→ **TASK DESCRIPTION**
Identify the lines that contain the string "cette" and copy all of them.

→ **DATA EXCERPTS**
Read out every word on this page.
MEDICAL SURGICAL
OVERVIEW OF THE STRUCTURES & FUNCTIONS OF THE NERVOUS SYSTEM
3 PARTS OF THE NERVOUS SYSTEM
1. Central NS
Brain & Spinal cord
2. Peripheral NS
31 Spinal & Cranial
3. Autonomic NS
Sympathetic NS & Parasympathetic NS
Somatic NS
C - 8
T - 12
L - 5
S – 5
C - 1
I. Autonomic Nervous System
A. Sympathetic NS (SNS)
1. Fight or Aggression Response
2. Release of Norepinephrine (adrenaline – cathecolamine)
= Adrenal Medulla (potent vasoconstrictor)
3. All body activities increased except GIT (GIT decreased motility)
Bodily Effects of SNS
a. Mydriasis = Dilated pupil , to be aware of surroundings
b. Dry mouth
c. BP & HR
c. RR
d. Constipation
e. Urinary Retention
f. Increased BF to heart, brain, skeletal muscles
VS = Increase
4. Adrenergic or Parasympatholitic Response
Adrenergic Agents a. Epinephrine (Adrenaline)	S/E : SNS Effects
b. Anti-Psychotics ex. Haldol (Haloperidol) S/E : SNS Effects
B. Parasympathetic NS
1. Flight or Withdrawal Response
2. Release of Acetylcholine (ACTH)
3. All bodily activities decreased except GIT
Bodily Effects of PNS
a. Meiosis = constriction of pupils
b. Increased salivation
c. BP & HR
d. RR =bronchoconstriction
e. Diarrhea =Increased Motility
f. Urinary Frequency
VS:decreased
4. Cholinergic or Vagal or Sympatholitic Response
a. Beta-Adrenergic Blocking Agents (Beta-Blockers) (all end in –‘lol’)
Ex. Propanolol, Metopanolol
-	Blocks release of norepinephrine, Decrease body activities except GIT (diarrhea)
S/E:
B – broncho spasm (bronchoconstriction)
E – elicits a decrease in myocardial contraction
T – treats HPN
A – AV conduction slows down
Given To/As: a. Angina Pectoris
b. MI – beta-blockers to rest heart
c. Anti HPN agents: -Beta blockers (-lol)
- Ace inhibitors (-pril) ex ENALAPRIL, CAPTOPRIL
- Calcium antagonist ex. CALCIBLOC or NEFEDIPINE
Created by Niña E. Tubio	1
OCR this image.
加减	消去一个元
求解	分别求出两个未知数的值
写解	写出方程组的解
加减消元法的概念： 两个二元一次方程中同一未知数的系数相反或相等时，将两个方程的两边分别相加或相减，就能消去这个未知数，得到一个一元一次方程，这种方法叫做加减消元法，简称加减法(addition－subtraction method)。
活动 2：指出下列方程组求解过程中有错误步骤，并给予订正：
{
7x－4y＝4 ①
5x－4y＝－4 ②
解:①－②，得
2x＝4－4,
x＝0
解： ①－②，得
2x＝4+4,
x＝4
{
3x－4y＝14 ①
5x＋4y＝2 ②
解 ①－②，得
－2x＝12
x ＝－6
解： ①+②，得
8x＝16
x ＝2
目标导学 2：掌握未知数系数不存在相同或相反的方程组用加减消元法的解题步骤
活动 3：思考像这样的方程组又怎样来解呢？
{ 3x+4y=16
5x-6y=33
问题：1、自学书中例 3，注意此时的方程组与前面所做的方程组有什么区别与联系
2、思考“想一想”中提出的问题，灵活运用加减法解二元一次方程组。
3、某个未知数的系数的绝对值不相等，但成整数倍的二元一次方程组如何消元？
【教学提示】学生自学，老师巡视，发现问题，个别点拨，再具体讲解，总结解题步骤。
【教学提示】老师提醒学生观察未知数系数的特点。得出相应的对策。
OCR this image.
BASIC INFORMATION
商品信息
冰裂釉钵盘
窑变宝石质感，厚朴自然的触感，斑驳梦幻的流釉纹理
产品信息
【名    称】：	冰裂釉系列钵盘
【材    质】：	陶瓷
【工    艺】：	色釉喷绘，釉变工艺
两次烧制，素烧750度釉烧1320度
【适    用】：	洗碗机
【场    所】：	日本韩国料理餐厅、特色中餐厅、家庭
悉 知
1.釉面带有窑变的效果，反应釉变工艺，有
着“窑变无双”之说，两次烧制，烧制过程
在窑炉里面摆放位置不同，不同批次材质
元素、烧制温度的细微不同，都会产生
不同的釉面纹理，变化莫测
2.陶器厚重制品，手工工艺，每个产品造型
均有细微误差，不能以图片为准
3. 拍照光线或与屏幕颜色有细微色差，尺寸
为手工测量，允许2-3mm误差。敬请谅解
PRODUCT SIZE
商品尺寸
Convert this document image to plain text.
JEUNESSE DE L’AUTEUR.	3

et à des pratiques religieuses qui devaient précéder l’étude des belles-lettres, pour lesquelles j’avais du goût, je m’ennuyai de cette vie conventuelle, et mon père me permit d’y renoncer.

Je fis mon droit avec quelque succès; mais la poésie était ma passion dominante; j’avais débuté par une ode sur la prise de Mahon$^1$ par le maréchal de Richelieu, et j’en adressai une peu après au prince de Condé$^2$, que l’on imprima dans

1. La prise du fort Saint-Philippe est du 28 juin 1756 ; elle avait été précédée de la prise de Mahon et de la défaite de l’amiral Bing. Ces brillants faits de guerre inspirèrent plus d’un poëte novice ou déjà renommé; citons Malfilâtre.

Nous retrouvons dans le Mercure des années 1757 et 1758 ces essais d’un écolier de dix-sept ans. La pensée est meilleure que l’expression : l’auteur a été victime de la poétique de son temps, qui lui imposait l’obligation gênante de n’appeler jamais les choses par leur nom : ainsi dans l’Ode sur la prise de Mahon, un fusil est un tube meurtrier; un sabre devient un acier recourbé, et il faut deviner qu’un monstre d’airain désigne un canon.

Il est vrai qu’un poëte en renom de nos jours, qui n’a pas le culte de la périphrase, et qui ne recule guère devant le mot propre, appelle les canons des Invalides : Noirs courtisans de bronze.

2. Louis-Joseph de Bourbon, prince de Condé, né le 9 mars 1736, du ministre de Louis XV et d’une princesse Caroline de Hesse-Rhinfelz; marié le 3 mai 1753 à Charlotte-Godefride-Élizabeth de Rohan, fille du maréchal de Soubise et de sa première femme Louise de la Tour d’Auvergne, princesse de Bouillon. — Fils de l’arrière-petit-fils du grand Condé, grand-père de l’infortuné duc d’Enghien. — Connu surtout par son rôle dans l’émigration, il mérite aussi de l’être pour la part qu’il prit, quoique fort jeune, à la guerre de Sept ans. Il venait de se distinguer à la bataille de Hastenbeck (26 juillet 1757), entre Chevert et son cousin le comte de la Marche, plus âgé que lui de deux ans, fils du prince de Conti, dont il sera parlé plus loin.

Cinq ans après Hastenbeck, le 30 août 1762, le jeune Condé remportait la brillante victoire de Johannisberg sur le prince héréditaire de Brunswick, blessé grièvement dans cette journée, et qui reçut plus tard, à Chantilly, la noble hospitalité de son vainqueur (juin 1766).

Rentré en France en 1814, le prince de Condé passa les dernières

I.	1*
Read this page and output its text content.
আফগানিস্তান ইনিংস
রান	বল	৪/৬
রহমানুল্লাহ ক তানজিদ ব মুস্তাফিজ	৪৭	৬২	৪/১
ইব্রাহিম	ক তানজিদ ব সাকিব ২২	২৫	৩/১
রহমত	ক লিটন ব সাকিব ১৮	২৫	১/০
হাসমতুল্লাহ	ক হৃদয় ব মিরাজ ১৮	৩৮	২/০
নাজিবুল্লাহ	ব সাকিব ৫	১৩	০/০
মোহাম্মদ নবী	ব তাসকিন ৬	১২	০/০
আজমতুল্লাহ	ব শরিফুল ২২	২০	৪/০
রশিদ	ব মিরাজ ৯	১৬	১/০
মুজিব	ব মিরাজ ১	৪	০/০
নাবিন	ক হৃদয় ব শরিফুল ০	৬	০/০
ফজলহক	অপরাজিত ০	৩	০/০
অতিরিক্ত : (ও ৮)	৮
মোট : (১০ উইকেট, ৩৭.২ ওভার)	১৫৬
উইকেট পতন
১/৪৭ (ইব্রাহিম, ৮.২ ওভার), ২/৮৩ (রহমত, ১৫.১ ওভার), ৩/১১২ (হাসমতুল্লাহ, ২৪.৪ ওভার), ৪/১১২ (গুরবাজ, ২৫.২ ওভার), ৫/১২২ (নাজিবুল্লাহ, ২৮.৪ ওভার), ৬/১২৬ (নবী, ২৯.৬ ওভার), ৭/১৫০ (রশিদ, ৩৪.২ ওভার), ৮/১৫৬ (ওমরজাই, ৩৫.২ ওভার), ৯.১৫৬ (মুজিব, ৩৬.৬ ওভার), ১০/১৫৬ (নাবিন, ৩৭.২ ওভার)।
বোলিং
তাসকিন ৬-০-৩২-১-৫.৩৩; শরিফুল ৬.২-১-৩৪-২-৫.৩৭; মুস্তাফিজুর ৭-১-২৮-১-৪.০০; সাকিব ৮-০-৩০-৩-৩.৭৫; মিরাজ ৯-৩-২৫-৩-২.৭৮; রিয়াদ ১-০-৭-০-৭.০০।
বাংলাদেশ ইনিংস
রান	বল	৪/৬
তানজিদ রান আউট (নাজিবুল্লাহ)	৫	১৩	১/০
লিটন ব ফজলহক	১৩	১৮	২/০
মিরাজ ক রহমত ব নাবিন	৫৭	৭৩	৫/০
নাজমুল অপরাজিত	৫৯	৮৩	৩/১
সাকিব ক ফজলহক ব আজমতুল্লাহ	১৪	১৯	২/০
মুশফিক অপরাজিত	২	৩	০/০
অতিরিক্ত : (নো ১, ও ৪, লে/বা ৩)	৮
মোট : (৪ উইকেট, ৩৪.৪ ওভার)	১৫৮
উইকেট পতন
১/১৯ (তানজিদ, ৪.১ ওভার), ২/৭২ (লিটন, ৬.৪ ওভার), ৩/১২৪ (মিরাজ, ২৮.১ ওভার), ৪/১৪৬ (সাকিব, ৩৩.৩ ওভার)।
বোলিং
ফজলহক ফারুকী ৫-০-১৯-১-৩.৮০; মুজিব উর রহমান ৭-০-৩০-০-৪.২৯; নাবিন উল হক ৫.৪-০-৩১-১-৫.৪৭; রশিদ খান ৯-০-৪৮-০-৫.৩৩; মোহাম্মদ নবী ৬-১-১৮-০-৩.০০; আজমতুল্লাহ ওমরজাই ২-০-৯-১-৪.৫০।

→ **ANSWER FOR THIS EXERCISE**
et à des pratiques religieuses qui devaient précéder l’étude des belles-lettres, pour lesquelles j’avais du goût, je m’ennuyai de cette vie conventuelle, et mon père me permit d’y renoncer.
Cinq ans après Hastenbeck, le 30 août 1762, le jeune Condé remportait la brillante victoire de Johannisberg sur le prince héréditaire de Brunswick, blessé grièvement dans cette journée, et qui reçut plus tard, à Chantilly, la noble hospitalité de son vainqueur (juin 1766).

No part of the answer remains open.